[Saved data entries]
__________________________________________________

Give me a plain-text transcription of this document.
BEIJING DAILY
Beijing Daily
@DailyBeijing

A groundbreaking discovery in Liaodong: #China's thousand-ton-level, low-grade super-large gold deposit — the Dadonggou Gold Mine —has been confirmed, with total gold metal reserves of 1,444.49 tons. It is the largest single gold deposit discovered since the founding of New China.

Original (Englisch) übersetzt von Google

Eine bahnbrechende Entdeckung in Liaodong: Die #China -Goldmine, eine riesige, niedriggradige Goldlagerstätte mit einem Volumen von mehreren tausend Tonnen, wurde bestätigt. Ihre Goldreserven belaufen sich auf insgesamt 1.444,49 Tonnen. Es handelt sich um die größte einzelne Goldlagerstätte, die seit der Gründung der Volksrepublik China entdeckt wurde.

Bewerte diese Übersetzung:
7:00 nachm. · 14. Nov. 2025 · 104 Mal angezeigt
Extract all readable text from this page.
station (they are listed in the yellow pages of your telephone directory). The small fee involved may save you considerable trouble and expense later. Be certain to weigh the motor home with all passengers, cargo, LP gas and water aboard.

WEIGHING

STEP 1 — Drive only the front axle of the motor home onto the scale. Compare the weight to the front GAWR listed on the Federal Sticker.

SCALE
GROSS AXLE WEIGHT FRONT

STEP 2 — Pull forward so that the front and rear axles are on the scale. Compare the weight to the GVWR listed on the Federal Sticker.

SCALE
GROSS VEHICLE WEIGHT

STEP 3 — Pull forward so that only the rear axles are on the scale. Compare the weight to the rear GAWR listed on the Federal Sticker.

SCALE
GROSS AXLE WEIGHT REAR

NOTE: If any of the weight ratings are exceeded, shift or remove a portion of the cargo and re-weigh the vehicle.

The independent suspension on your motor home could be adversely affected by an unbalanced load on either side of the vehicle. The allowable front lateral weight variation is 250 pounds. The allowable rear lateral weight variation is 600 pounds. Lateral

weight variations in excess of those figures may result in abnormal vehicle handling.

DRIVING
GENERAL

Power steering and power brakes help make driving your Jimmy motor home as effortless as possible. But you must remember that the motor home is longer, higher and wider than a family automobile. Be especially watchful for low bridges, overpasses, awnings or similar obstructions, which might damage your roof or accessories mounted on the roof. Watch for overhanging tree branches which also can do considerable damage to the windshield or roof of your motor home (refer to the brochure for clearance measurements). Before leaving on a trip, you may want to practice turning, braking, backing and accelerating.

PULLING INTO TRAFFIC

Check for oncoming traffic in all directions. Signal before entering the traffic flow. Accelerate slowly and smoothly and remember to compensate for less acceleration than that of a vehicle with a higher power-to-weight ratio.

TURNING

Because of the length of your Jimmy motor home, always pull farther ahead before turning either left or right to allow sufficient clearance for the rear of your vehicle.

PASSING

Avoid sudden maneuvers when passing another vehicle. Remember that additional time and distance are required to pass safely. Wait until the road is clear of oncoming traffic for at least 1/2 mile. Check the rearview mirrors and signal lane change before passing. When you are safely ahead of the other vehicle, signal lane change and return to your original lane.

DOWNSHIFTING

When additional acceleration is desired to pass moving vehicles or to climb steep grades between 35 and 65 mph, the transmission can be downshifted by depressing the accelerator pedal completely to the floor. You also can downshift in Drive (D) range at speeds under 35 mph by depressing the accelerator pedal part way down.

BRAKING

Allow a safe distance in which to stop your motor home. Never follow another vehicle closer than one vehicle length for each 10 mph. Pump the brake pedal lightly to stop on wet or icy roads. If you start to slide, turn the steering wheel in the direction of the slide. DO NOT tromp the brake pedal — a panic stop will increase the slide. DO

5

__________________________________________________

## Description of the task
Quote all the records. Keep every word exact.

## Answer for the task
Give me a plain-text transcription of this document.
BEIJING DAILY
Beijing Daily
@DailyBeijing

A groundbreaking discovery in Liaodong: #China's thousand-ton-level, low-grade super-large gold deposit — the Dadonggou Gold Mine —has been confirmed, with total gold metal reserves of 1,444.49 tons. It is the largest single gold deposit discovered since the founding of New China.

Original (Englisch) übersetzt von Google

Eine bahnbrechende Entdeckung in Liaodong: Die #China -Goldmine, eine riesige, niedriggradige Goldlagerstätte mit einem Volumen von mehreren tausend Tonnen, wurde bestätigt. Ihre Goldreserven belaufen sich auf insgesamt 1.444,49 Tonnen. Es handelt sich um die größte einzelne Goldlagerstätte, die seit der Gründung der Volksrepublik China entdeckt wurde.

Bewerte diese Übersetzung:
7:00 nachm. · 14. Nov. 2025 · 104 Mal angezeigt
Extract all readable text from this page.
station (they are listed in the yellow pages of your telephone directory). The small fee involved may save you considerable trouble and expense later. Be certain to weigh the motor home with all passengers, cargo, LP gas and water aboard.

WEIGHING

STEP 1 — Drive only the front axle of the motor home onto the scale. Compare the weight to the front GAWR listed on the Federal Sticker.

SCALE
GROSS AXLE WEIGHT FRONT

STEP 2 — Pull forward so that the front and rear axles are on the scale. Compare the weight to the GVWR listed on the Federal Sticker.

SCALE
GROSS VEHICLE WEIGHT

STEP 3 — Pull forward so that only the rear axles are on the scale. Compare the weight to the rear GAWR listed on the Federal Sticker.

SCALE
GROSS AXLE WEIGHT REAR

NOTE: If any of the weight ratings are exceeded, shift or remove a portion of the cargo and re-weigh the vehicle.

The independent suspension on your motor home could be adversely affected by an unbalanced load on either side of the vehicle. The allowable front lateral weight variation is 250 pounds. The allowable rear lateral weight variation is 600 pounds. Lateral

weight variations in excess of those figures may result in abnormal vehicle handling.

DRIVING
GENERAL

Power steering and power brakes help make driving your Jimmy motor home as effortless as possible. But you must remember that the motor home is longer, higher and wider than a family automobile. Be especially watchful for low bridges, overpasses, awnings or similar obstructions, which might damage your roof or accessories mounted on the roof. Watch for overhanging tree branches which also can do considerable damage to the windshield or roof of your motor home (refer to the brochure for clearance measurements). Before leaving on a trip, you may want to practice turning, braking, backing and accelerating.

PULLING INTO TRAFFIC

Check for oncoming traffic in all directions. Signal before entering the traffic flow. Accelerate slowly and smoothly and remember to compensate for less acceleration than that of a vehicle with a higher power-to-weight ratio.

TURNING

Because of the length of your Jimmy motor home, always pull farther ahead before turning either left or right to allow sufficient clearance for the rear of your vehicle.

PASSING

Avoid sudden maneuvers when passing another vehicle. Remember that additional time and distance are required to pass safely. Wait until the road is clear of oncoming traffic for at least 1/2 mile. Check the rearview mirrors and signal lane change before passing. When you are safely ahead of the other vehicle, signal lane change and return to your original lane.

DOWNSHIFTING

When additional acceleration is desired to pass moving vehicles or to climb steep grades between 35 and 65 mph, the transmission can be downshifted by depressing the accelerator pedal completely to the floor. You also can downshift in Drive (D) range at speeds under 35 mph by depressing the accelerator pedal part way down.

BRAKING

Allow a safe distance in which to stop your motor home. Never follow another vehicle closer than one vehicle length for each 10 mph. Pump the brake pedal lightly to stop on wet or icy roads. If you start to slide, turn the steering wheel in the direction of the slide. DO NOT tromp the brake pedal — a panic stop will increase the slide. DO

5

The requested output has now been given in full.